| Request |
Look through the data below. Pick out the lines holding the string "ylabel".

| Given records |
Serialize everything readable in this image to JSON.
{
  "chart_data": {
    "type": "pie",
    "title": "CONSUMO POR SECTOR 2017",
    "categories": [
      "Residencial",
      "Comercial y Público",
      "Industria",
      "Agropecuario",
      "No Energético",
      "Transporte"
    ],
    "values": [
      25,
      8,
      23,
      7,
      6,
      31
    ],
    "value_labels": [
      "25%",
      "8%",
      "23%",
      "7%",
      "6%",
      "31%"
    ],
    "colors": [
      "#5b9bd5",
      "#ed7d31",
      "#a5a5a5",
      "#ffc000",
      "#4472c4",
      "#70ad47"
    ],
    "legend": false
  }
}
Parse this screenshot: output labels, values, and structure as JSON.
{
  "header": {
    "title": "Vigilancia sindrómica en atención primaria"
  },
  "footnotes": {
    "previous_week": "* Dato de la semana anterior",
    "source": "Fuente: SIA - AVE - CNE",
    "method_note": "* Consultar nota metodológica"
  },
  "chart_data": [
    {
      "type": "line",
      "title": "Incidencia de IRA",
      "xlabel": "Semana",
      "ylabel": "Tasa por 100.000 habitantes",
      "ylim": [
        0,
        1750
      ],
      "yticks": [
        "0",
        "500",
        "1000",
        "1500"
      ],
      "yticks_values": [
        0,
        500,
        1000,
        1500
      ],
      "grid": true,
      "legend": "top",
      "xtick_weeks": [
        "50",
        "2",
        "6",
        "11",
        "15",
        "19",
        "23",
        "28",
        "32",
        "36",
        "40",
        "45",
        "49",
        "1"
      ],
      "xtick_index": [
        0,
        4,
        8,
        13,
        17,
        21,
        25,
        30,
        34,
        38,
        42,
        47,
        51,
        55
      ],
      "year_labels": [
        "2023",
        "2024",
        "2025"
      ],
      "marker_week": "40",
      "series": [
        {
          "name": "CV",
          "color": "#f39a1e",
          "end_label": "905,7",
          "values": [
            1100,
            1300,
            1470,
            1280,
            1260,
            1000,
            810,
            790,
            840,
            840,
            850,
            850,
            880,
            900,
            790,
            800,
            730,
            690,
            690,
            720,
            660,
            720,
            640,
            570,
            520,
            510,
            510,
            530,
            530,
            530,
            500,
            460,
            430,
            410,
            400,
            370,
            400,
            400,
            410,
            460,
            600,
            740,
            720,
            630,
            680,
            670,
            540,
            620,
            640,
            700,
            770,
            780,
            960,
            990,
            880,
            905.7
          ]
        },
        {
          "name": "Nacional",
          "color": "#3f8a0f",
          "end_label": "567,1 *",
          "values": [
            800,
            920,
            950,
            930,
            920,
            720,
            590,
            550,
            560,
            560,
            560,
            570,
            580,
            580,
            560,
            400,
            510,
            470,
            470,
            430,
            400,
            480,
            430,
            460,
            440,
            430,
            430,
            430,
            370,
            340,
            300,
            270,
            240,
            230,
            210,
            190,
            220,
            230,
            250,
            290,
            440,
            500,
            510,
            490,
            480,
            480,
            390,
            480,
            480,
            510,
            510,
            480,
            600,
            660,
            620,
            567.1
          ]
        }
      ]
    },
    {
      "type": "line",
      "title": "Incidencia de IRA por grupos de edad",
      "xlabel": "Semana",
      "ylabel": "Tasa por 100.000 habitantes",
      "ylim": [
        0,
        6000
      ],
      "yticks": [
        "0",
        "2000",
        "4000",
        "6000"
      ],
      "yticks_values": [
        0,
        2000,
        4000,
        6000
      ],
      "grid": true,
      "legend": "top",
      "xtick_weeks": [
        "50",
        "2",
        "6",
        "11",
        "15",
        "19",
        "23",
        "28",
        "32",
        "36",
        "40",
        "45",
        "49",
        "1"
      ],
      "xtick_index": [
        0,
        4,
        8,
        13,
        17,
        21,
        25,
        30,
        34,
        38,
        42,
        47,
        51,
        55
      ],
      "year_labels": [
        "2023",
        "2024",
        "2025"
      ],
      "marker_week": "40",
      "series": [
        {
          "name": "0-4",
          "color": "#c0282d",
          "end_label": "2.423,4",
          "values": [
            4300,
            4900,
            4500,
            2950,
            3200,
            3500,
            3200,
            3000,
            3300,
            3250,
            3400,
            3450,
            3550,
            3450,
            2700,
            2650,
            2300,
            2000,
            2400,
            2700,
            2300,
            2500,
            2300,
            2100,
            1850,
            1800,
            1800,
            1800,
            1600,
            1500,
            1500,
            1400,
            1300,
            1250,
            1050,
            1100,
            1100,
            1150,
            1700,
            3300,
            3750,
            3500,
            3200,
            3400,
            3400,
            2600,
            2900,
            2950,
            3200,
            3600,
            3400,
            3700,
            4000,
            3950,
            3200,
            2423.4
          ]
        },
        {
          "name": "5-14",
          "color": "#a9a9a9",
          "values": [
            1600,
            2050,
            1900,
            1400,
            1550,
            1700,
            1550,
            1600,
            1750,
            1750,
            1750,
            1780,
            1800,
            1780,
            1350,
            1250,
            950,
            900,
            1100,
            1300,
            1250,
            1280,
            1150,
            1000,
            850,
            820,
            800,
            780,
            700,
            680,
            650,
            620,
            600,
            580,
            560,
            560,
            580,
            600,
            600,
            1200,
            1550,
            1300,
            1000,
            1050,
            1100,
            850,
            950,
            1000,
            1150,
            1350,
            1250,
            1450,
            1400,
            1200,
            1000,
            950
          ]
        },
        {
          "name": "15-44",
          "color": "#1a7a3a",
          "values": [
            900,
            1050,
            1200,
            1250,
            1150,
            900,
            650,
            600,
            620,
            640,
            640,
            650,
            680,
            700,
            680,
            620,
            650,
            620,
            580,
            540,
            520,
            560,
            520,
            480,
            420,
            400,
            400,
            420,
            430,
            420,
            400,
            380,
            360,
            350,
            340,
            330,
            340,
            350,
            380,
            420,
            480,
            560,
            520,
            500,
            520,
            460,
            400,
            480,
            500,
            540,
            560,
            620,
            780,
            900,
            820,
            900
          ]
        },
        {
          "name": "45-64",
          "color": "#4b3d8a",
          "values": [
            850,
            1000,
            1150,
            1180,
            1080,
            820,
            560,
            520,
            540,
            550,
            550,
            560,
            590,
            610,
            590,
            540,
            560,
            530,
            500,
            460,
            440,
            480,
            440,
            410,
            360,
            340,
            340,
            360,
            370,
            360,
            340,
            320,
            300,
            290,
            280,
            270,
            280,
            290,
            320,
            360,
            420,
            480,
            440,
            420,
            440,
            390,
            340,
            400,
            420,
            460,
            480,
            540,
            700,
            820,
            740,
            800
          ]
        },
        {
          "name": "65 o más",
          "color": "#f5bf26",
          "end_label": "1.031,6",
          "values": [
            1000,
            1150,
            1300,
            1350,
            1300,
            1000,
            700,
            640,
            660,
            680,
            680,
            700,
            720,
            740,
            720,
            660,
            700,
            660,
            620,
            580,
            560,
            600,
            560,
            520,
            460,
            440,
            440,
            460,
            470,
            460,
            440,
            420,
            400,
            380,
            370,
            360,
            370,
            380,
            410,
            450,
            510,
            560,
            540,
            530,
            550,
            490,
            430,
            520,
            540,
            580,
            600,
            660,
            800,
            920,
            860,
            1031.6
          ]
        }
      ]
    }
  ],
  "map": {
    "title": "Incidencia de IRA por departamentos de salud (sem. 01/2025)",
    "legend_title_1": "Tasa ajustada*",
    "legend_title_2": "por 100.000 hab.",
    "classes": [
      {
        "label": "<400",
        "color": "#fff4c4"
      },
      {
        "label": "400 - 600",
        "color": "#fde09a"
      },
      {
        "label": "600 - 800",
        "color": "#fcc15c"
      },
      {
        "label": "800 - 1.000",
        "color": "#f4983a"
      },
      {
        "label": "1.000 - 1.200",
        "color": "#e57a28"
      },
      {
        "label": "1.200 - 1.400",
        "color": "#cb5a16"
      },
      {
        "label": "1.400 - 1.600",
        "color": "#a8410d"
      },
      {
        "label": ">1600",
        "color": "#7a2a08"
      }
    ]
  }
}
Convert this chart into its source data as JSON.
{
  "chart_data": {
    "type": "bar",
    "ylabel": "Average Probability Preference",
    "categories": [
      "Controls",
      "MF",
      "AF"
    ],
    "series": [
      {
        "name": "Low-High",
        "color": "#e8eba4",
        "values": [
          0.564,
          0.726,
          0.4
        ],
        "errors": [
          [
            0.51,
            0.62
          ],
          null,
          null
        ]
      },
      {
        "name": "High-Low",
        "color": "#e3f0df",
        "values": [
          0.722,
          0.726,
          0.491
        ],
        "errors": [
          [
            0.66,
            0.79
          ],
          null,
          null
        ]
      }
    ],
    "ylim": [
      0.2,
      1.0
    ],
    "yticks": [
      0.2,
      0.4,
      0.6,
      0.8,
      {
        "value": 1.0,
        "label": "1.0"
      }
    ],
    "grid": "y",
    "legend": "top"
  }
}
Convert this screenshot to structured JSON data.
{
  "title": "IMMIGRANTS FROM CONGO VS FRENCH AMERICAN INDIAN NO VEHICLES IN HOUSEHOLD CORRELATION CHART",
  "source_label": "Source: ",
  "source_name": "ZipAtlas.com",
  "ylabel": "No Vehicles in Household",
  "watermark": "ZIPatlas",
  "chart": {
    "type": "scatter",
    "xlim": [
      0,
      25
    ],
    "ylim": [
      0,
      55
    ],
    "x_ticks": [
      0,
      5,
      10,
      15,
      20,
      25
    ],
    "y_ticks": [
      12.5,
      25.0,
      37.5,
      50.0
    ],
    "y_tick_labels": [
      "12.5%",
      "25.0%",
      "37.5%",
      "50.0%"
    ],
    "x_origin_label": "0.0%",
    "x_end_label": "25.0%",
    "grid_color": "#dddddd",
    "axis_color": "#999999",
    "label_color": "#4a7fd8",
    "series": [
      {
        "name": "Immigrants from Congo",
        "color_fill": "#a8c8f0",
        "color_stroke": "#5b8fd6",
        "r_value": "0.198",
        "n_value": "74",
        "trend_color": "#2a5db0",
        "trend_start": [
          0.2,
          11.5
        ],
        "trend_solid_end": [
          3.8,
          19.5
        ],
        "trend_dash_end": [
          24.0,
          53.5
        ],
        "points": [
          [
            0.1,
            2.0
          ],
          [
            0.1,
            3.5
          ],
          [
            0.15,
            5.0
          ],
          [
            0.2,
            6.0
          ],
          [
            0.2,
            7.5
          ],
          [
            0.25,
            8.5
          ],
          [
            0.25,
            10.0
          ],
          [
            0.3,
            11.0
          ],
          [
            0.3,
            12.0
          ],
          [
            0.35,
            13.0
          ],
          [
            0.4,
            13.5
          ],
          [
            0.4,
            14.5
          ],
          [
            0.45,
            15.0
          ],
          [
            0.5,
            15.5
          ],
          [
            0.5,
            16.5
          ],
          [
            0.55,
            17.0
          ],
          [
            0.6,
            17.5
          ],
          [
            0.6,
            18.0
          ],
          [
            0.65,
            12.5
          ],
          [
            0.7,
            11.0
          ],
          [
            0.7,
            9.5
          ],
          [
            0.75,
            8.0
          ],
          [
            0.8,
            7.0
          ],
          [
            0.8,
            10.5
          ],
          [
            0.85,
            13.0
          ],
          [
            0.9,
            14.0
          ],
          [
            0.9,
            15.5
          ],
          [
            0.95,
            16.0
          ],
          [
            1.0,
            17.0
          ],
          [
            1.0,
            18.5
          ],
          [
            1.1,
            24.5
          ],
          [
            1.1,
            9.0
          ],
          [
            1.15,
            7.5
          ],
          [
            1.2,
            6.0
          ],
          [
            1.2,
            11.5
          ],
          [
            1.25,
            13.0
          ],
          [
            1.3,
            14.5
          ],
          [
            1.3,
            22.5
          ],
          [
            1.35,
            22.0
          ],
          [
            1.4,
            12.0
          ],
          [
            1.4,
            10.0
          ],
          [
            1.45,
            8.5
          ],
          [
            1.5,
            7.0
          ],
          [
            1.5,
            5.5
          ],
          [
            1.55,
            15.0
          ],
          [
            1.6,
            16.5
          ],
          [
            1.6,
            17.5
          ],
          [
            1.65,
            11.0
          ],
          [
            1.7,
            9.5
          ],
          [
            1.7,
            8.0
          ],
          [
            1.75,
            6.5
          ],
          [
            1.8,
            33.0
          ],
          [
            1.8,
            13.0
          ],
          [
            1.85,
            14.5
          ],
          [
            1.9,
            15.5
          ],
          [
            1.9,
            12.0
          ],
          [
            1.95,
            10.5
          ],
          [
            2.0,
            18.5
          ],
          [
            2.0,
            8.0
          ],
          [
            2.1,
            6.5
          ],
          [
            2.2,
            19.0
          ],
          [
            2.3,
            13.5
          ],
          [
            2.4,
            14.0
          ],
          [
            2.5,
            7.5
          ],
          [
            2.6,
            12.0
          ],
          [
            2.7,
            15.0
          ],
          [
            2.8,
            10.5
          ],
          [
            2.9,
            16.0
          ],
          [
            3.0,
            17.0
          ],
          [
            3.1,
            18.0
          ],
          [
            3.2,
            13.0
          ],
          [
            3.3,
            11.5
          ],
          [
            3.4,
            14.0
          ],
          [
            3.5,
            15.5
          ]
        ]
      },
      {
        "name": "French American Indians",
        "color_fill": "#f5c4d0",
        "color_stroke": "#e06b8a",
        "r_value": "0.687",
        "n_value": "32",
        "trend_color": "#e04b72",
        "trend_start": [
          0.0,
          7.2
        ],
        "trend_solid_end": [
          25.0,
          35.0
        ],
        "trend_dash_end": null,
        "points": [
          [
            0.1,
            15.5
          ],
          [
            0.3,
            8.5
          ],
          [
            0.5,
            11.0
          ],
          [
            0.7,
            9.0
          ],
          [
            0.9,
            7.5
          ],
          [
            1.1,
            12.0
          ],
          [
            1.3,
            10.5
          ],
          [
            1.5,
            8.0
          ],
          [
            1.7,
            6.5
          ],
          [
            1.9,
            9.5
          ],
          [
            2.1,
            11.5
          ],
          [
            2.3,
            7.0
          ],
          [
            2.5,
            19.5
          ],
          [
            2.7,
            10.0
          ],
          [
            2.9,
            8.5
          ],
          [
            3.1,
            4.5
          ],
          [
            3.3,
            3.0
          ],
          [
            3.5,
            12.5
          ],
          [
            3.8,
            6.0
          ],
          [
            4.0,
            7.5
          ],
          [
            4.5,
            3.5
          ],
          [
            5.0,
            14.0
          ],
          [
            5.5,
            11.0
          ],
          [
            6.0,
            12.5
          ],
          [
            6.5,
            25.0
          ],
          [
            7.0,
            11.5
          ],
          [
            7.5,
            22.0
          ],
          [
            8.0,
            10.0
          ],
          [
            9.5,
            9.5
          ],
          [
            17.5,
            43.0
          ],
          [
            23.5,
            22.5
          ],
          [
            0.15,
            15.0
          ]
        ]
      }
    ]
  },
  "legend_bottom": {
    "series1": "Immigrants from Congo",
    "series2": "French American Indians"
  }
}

| Exercise solution |
      "ylabel": "Tasa por 100.000 habitantes",
      "ylabel": "Tasa por 100.000 habitantes",
    "ylabel": "Average Probability Preference",
  "ylabel": "No Vehicles in Household",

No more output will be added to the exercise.